_Given data_
•••••
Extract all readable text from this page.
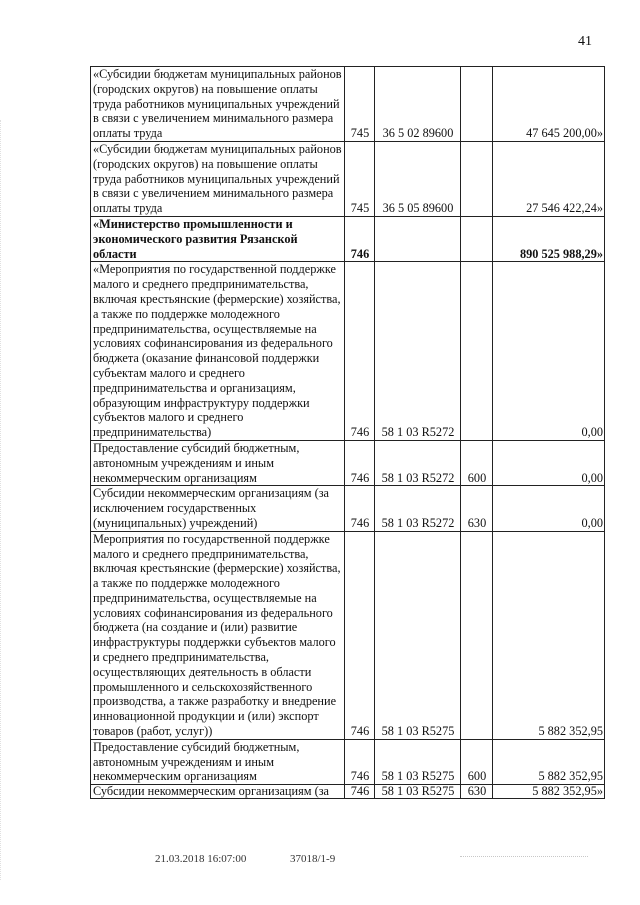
41
«Субсидии бюджетам муниципальных районов (городских округов) на повышение оплаты труда работников муниципальных учреждений в связи с увеличением минимального размера оплаты труда	745	36 5 02 89600		47 645 200,00»
«Субсидии бюджетам муниципальных районов (городских округов) на повышение оплаты труда работников муниципальных учреждений в связи с увеличением минимального размера оплаты труда	745	36 5 05 89600		27 546 422,24»
«Министерство промышленности и экономического развития Рязанской области	746			890 525 988,29»
«Мероприятия по государственной поддержке малого и среднего предпринимательства, включая крестьянские (фермерские) хозяйства, а также по поддержке молодежного предпринимательства, осуществляемые на условиях софинансирования из федерального бюджета (оказание финансовой поддержки субъектам малого и среднего предпринимательства и организациям, образующим инфраструктуру поддержки субъектов малого и среднего предпринимательства)	746	58 1 03 R5272		0,00
Предоставление субсидий бюджетным, автономным учреждениям и иным некоммерческим организациям	746	58 1 03 R5272	600	0,00
Субсидии некоммерческим организациям (за исключением государственных (муниципальных) учреждений)	746	58 1 03 R5272	630	0,00
Мероприятия по государственной поддержке малого и среднего предпринимательства, включая крестьянские (фермерские) хозяйства, а также по поддержке молодежного предпринимательства, осуществляемые на условиях софинансирования из федерального бюджета (на создание и (или) развитие инфраструктуры поддержки субъектов малого и среднего предпринимательства, осуществляющих деятельность в области промышленного и сельскохозяйственного производства, а также разработку и внедрение инновационной продукции и (или) экспорт товаров (работ, услуг))	746	58 1 03 R5275		5 882 352,95
Предоставление субсидий бюджетным, автономным учреждениям и иным некоммерческим организациям	746	58 1 03 R5275	600	5 882 352,95
Субсидии некоммерческим организациям (за	746	58 1 03 R5275	630	5 882 352,95»
21.03.2018 16:07:00	37018/1-9
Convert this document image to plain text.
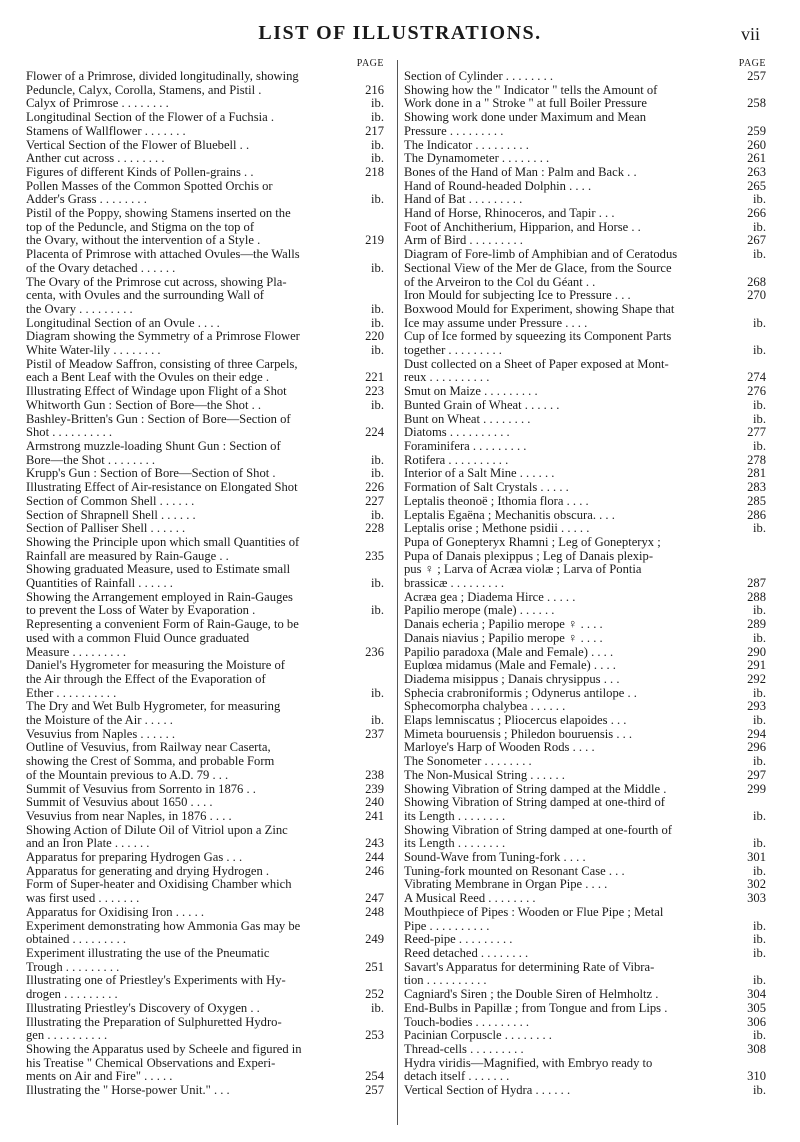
LIST OF ILLUSTRATIONS.	vii
PAGE
Flower of a Primrose, divided longitudinally, showing
Peduncle, Calyx, Corolla, Stamens, and Pistil .	216
Calyx of Primrose . . . . . . . .	ib.
Longitudinal Section of the Flower of a Fuchsia .	ib.
Stamens of Wallflower . . . . . . .	217
Vertical Section of the Flower of Bluebell . .	ib.
Anther cut across . . . . . . . .	ib.
Figures of different Kinds of Pollen-grains . .	218
Pollen Masses of the Common Spotted Orchis or
Adder's Grass . . . . . . . .	ib.
Pistil of the Poppy, showing Stamens inserted on the
top of the Peduncle, and Stigma on the top of
the Ovary, without the intervention of a Style .	219
Placenta of Primrose with attached Ovules—the Walls
of the Ovary detached . . . . . .	ib.
The Ovary of the Primrose cut across, showing Pla-
centa, with Ovules and the surrounding Wall of
the Ovary . . . . . . . . .	ib.
Longitudinal Section of an Ovule . . . .	ib.
Diagram showing the Symmetry of a Primrose Flower	220
White Water-lily . . . . . . . .	ib.
Pistil of Meadow Saffron, consisting of three Carpels,
each a Bent Leaf with the Ovules on their edge .	221
Illustrating Effect of Windage upon Flight of a Shot	223
Whitworth Gun : Section of Bore—the Shot . .	ib.
Bashley-Britten's Gun : Section of Bore—Section of
Shot . . . . . . . . . .	224
Armstrong muzzle-loading Shunt Gun : Section of
Bore—the Shot . . . . . . . .	ib.
Krupp's Gun : Section of Bore—Section of Shot .	ib.
Illustrating Effect of Air-resistance on Elongated Shot	226
Section of Common Shell . . . . . .	227
Section of Shrapnell Shell . . . . . .	ib.
Section of Palliser Shell . . . . . .	228
Showing the Principle upon which small Quantities of
Rainfall are measured by Rain-Gauge . .	235
Showing graduated Measure, used to Estimate small
Quantities of Rainfall . . . . . .	ib.
Showing the Arrangement employed in Rain-Gauges
to prevent the Loss of Water by Evaporation .	ib.
Representing a convenient Form of Rain-Gauge, to be
used with a common Fluid Ounce graduated
Measure . . . . . . . . .	236
Daniel's Hygrometer for measuring the Moisture of
the Air through the Effect of the Evaporation of
Ether . . . . . . . . . .	ib.
The Dry and Wet Bulb Hygrometer, for measuring
the Moisture of the Air . . . . .	ib.
Vesuvius from Naples . . . . . .	237
Outline of Vesuvius, from Railway near Caserta,
showing the Crest of Somma, and probable Form
of the Mountain previous to A.D. 79 . . .	238
Summit of Vesuvius from Sorrento in 1876 . .	239
Summit of Vesuvius about 1650 . . . .	240
Vesuvius from near Naples, in 1876 . . . .	241
Showing Action of Dilute Oil of Vitriol upon a Zinc
and an Iron Plate . . . . . .	243
Apparatus for preparing Hydrogen Gas . . .	244
Apparatus for generating and drying Hydrogen .	246
Form of Super-heater and Oxidising Chamber which
was first used . . . . . . .	247
Apparatus for Oxidising Iron . . . . .	248
Experiment demonstrating how Ammonia Gas may be
obtained . . . . . . . . .	249
Experiment illustrating the use of the Pneumatic
Trough . . . . . . . . .	251
Illustrating one of Priestley's Experiments with Hy-
drogen . . . . . . . . .	252
Illustrating Priestley's Discovery of Oxygen . .	ib.
Illustrating the Preparation of Sulphuretted Hydro-
gen . . . . . . . . . .	253
Showing the Apparatus used by Scheele and figured in
his Treatise " Chemical Observations and Experi-
ments on Air and Fire" . . . . .	254
Illustrating the " Horse-power Unit." . . .	257
PAGE
Section of Cylinder . . . . . . . .	257
Showing how the " Indicator " tells the Amount of
Work done in a " Stroke " at full Boiler Pressure	258
Showing work done under Maximum and Mean
Pressure . . . . . . . . .	259
The Indicator . . . . . . . . .	260
The Dynamometer . . . . . . . .	261
Bones of the Hand of Man : Palm and Back . .	263
Hand of Round-headed Dolphin . . . .	265
Hand of Bat . . . . . . . . .	ib.
Hand of Horse, Rhinoceros, and Tapir . . .	266
Foot of Anchitherium, Hipparion, and Horse . .	ib.
Arm of Bird . . . . . . . . .	267
Diagram of Fore-limb of Amphibian and of Ceratodus	ib.
Sectional View of the Mer de Glace, from the Source
of the Arveiron to the Col du Géant . .	268
Iron Mould for subjecting Ice to Pressure . . .	270
Boxwood Mould for Experiment, showing Shape that
Ice may assume under Pressure . . . .	ib.
Cup of Ice formed by squeezing its Component Parts
together . . . . . . . . .	ib.
Dust collected on a Sheet of Paper exposed at Mont-
reux . . . . . . . . . .	274
Smut on Maize . . . . . . . . .	276
Bunted Grain of Wheat . . . . . .	ib.
Bunt on Wheat . . . . . . . .	ib.
Diatoms . . . . . . . . . .	277
Foraminifera . . . . . . . . .	ib.
Rotifera . . . . . . . . . .	278
Interior of a Salt Mine . . . . . .	281
Formation of Salt Crystals . . . . .	283
Leptalis theonoë ; Ithomia flora . . . .	285
Leptalis Egaëna ; Mechanitis obscura. . . .	286
Leptalis orise ; Methone psidii . . . . .	ib.
Pupa of Gonepteryx Rhamni ; Leg of Gonepteryx ;
Pupa of Danais plexippus ; Leg of Danais plexip-
pus ♀ ; Larva of Acræa violæ ; Larva of Pontia
brassicæ . . . . . . . . .	287
Acræa gea ; Diadema Hirce . . . . .	288
Papilio merope (male) . . . . . .	ib.
Danais echeria ; Papilio merope ♀ . . . .	289
Danais niavius ; Papilio merope ♀ . . . .	ib.
Papilio paradoxa (Male and Female) . . . .	290
Euplœa midamus (Male and Female) . . . .	291
Diadema misippus ; Danais chrysippus . . .	292
Sphecia crabroniformis ; Odynerus antilope . .	ib.
Sphecomorpha chalybea . . . . . .	293
Elaps lemniscatus ; Pliocercus elapoides . . .	ib.
Mimeta bouruensis ; Philedon bouruensis . . .	294
Marloye's Harp of Wooden Rods . . . .	296
The Sonometer . . . . . . . .	ib.
The Non-Musical String . . . . . .	297
Showing Vibration of String damped at the Middle .	299
Showing Vibration of String damped at one-third of
its Length . . . . . . . .	ib.
Showing Vibration of String damped at one-fourth of
its Length . . . . . . . .	ib.
Sound-Wave from Tuning-fork . . . .	301
Tuning-fork mounted on Resonant Case . . .	ib.
Vibrating Membrane in Organ Pipe . . . .	302
A Musical Reed . . . . . . . .	303
Mouthpiece of Pipes : Wooden or Flue Pipe ; Metal
Pipe . . . . . . . . . .	ib.
Reed-pipe . . . . . . . . .	ib.
Reed detached . . . . . . . .	ib.
Savart's Apparatus for determining Rate of Vibra-
tion . . . . . . . . . .	ib.
Cagniard's Siren ; the Double Siren of Helmholtz .	304
End-Bulbs in Papillæ ; from Tongue and from Lips .	305
Touch-bodies . . . . . . . . .	306
Pacinian Corpuscle . . . . . . . .	ib.
Thread-cells . . . . . . . . .	308
Hydra viridis—Magnified, with Embryo ready to
detach itself . . . . . . .	310
Vertical Section of Hydra . . . . . .	ib.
•••••
_What to work on_
List every line above containing the word "Hydrogen".

_Exercise solution_
Apparatus for preparing Hydrogen Gas . . .	244
Apparatus for generating and drying Hydrogen .	246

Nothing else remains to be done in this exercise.